Фрагмент текста:
Я уже говорил, что свободного времени в лагере было предостаточно. Люди тянулись друг к другу, но страх нарваться на провокатора или стукача был сильнее. Боялись и те, кто был настроен антисоветски, так как до нас все чаще доходили слухи о том, что немецкая армия терпит сокрушительное поражение. Излюбленными темами было все, что связано с едой. Ничем не занятые люди невольно прислушивались к своему аппетиту и состоянию желудка. Лагерь охранялся слабо. На воротах стоял один человек, назначаемый из числа обитателей лагеря. Многие такие «охранники» не обращали внимание на тех смельчаков, которые отваживались побродить по Берлину. Раздобыть что-либо поесть было невозможно, поскольку в магазинах все выдавали по карточкам. У нас не было ни карточек, ни денег. Считалось, что восточным рабочим выплачивалась зарплата, однако это было только на бумаге.  Сумма, удерживаемая с нас за охрану (от кого?), питание и содержание нас в лагере, во много раз превышала начисленные нам марки. Другими словами, мы оставались еще и должниками. Мне стало известно, что до моего приезда человек тридцать из этого лагеря отправили на Украину. Никакой работы с ними не проводилось, если не считать «титанических» усилий этого кретина фон Шрайберга.  Теперь же никаких разговоров об отправке на Украину не велось, так как немцам все время приходилось отступать. Возник вопрос: куда нас девать? Отправить всех по тем лагерям,  в которых мы были прежде,  или поместить в один лагерь восточных рабочих.

Я все больше знакомился с людьми этого разношерстного лагеря. По моим наблюдениям все испытывали полный упадок духа. Одних угнетало, что им не удастся попасть на Украину, другие переживали за свою шкуру,  так как боялись прихода в Германию Советских войск. Такие лгали сами себе, что германская армия непобедима. Я испытывал непреодолимое желание поддержать одних и осудить других. Я слишком часто забывал, что среди нас могут быть, и скорее всего были, агенты гестапо. В этом я вскоре убедился на собственном опыте, так как в сентябре 1943 года за мной приехали из тайной полиции, и я был арестован.

Задание: Повторите без изменений часть фрагмента о лагере: всё, начиная со слов «Я все больше» и вниз до слов «я был арестован.» включительно.

Список записей:
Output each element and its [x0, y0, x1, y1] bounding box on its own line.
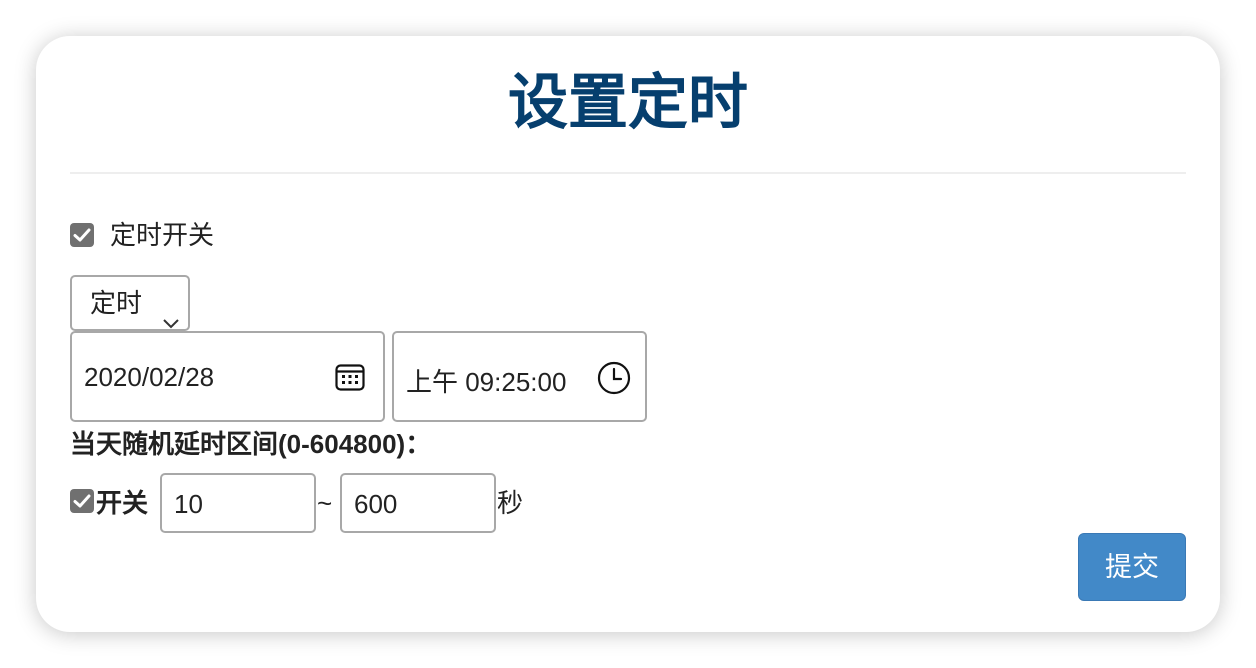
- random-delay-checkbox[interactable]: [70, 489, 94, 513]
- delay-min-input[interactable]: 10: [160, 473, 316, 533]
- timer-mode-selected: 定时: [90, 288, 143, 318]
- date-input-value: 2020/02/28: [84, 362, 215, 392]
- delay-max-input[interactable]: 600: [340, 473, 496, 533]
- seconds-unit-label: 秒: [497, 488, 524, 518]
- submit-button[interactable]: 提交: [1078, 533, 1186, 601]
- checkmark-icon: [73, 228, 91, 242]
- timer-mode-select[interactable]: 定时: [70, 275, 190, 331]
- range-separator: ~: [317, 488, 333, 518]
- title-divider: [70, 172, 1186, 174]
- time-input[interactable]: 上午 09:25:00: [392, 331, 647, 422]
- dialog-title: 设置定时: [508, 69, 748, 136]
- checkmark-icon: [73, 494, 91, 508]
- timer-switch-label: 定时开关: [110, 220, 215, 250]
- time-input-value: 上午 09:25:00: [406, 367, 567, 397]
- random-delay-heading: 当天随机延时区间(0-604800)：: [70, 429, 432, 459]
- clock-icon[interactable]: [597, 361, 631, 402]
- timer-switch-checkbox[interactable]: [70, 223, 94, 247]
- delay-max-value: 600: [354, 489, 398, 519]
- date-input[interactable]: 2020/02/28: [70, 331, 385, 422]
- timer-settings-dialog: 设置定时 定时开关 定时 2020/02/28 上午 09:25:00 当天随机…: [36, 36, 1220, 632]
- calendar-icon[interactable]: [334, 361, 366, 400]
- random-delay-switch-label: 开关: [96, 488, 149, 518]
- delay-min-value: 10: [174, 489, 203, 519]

Ответ к заданию:
Я все больше знакомился с людьми этого разношерстного лагеря. По моим наблюдениям все испытывали полный упадок духа. Одних угнетало, что им не удастся попасть на Украину, другие переживали за свою шкуру,  так как боялись прихода в Германию Советских войск. Такие лгали сами себе, что германская армия непобедима. Я испытывал непреодолимое желание поддержать одних и осудить других. Я слишком часто забывал, что среди нас могут быть, и скорее всего были, агенты гестапо. В этом я вскоре убедился на собственном опыте, так как в сентябре 1943 года за мной приехали из тайной полиции, и я был арестован.